• _Instructions for the task_:
Quote, without any change, the line that contains "What data populates" and all lines that follow it to the end of the data below.

• _Records to process_:
————

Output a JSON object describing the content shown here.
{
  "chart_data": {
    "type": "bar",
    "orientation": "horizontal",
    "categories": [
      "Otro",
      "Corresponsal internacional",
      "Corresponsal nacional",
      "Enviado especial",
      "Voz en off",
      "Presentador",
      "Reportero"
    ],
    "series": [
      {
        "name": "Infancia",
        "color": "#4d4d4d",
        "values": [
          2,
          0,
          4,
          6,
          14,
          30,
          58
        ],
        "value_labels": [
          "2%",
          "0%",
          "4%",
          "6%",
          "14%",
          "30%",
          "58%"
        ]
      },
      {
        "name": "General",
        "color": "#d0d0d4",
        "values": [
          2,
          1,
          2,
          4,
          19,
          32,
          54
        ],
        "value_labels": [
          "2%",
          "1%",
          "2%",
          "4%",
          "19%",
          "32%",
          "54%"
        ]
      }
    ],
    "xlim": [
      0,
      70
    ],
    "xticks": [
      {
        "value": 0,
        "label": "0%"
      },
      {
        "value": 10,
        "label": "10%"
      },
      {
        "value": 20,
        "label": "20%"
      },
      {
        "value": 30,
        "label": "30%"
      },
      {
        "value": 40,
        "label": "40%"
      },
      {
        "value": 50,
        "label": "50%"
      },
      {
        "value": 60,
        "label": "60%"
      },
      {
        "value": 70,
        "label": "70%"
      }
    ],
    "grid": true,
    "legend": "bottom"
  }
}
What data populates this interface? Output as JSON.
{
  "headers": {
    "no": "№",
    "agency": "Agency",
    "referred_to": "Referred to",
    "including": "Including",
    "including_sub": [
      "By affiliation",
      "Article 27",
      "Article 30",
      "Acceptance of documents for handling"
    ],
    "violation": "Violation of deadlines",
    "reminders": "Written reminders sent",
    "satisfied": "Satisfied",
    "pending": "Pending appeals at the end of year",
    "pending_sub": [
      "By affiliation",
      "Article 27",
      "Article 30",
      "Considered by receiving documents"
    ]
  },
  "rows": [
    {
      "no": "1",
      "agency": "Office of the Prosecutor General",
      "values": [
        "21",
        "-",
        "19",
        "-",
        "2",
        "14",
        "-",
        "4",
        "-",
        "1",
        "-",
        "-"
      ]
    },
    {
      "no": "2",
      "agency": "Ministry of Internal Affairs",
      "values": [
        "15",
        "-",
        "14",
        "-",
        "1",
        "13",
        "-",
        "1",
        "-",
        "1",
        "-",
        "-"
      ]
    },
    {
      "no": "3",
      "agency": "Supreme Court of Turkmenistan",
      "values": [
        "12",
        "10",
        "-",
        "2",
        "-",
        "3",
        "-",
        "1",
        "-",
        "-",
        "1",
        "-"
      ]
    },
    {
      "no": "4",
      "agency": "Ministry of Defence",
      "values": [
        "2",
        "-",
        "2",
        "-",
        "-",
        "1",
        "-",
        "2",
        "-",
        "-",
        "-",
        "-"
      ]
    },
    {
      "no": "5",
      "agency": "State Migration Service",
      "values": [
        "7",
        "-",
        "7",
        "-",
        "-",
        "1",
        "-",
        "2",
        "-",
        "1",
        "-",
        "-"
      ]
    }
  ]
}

————

• _Written response_:
What data populates this interface? Output as JSON.
{
  "headers": {
    "no": "№",
    "agency": "Agency",
    "referred_to": "Referred to",
    "including": "Including",
    "including_sub": [
      "By affiliation",
      "Article 27",
      "Article 30",
      "Acceptance of documents for handling"
    ],
    "violation": "Violation of deadlines",
    "reminders": "Written reminders sent",
    "satisfied": "Satisfied",
    "pending": "Pending appeals at the end of year",
    "pending_sub": [
      "By affiliation",
      "Article 27",
      "Article 30",
      "Considered by receiving documents"
    ]
  },
  "rows": [
    {
      "no": "1",
      "agency": "Office of the Prosecutor General",
      "values": [
        "21",
        "-",
        "19",
        "-",
        "2",
        "14",
        "-",
        "4",
        "-",
        "1",
        "-",
        "-"
      ]
    },
    {
      "no": "2",
      "agency": "Ministry of Internal Affairs",
      "values": [
        "15",
        "-",
        "14",
        "-",
        "1",
        "13",
        "-",
        "1",
        "-",
        "1",
        "-",
        "-"
      ]
    },
    {
      "no": "3",
      "agency": "Supreme Court of Turkmenistan",
      "values": [
        "12",
        "10",
        "-",
        "2",
        "-",
        "3",
        "-",
        "1",
        "-",
        "-",
        "1",
        "-"
      ]
    },
    {
      "no": "4",
      "agency": "Ministry of Defence",
      "values": [
        "2",
        "-",
        "2",
        "-",
        "-",
        "1",
        "-",
        "2",
        "-",
        "-",
        "-",
        "-"
      ]
    },
    {
      "no": "5",
      "agency": "State Migration Service",
      "values": [
        "7",
        "-",
        "7",
        "-",
        "-",
        "1",
        "-",
        "2",
        "-",
        "1",
        "-",
        "-"
      ]
    }
  ]
}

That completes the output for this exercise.